INSTRUCTIONS TO FOLLOW: Pictures within the data are to be left out; everything else must be reproduced exactly.

RECORDS FOR THE TASK:
start

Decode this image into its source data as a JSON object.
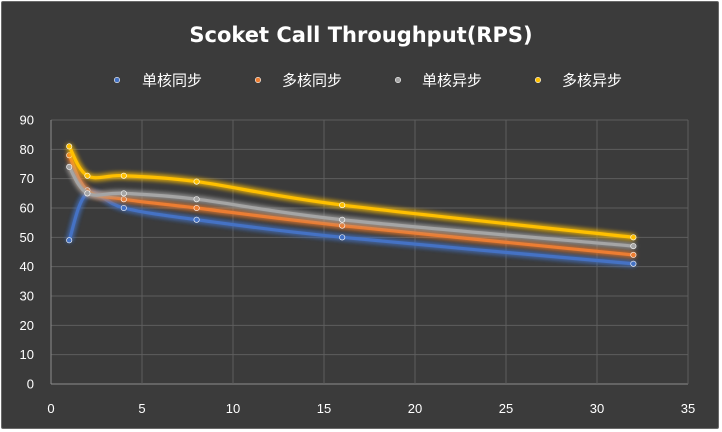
{
  "chart_data": {
    "type": "line",
    "title": "Scoket Call Throughput(RPS)",
    "xlabel": "",
    "ylabel": "",
    "xlim": [
      0,
      35
    ],
    "ylim": [
      0,
      90
    ],
    "xticks": [
      0,
      5,
      10,
      15,
      20,
      25,
      30,
      35
    ],
    "yticks": [
      0,
      10,
      20,
      30,
      40,
      50,
      60,
      70,
      80,
      90
    ],
    "grid": true,
    "legend_position": "top",
    "x": [
      1,
      2,
      4,
      8,
      16,
      32
    ],
    "series": [
      {
        "name": "单核同步",
        "color": "#4472c4",
        "values": [
          49,
          65,
          60,
          56,
          50,
          41
        ]
      },
      {
        "name": "多核同步",
        "color": "#ed7d31",
        "values": [
          78,
          66,
          63,
          60,
          54,
          44
        ]
      },
      {
        "name": "单核异步",
        "color": "#a5a5a5",
        "values": [
          74,
          65,
          65,
          63,
          56,
          47
        ]
      },
      {
        "name": "多核异步",
        "color": "#ffc000",
        "values": [
          81,
          71,
          71,
          69,
          61,
          50
        ]
      }
    ]
  }
}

end

RESPONSE:
Decode this image into its source data as a JSON object.
{
  "chart_data": {
    "type": "line",
    "title": "Scoket Call Throughput(RPS)",
    "xlabel": "",
    "ylabel": "",
    "xlim": [
      0,
      35
    ],
    "ylim": [
      0,
      90
    ],
    "xticks": [
      0,
      5,
      10,
      15,
      20,
      25,
      30,
      35
    ],
    "yticks": [
      0,
      10,
      20,
      30,
      40,
      50,
      60,
      70,
      80,
      90
    ],
    "grid": true,
    "legend_position": "top",
    "x": [
      1,
      2,
      4,
      8,
      16,
      32
    ],
    "series": [
      {
        "name": "单核同步",
        "color": "#4472c4",
        "values": [
          49,
          65,
          60,
          56,
          50,
          41
        ]
      },
      {
        "name": "多核同步",
        "color": "#ed7d31",
        "values": [
          78,
          66,
          63,
          60,
          54,
          44
        ]
      },
      {
        "name": "单核异步",
        "color": "#a5a5a5",
        "values": [
          74,
          65,
          65,
          63,
          56,
          47
        ]
      },
      {
        "name": "多核异步",
        "color": "#ffc000",
        "values": [
          81,
          71,
          71,
          69,
          61,
          50
        ]
      }
    ]
  }
}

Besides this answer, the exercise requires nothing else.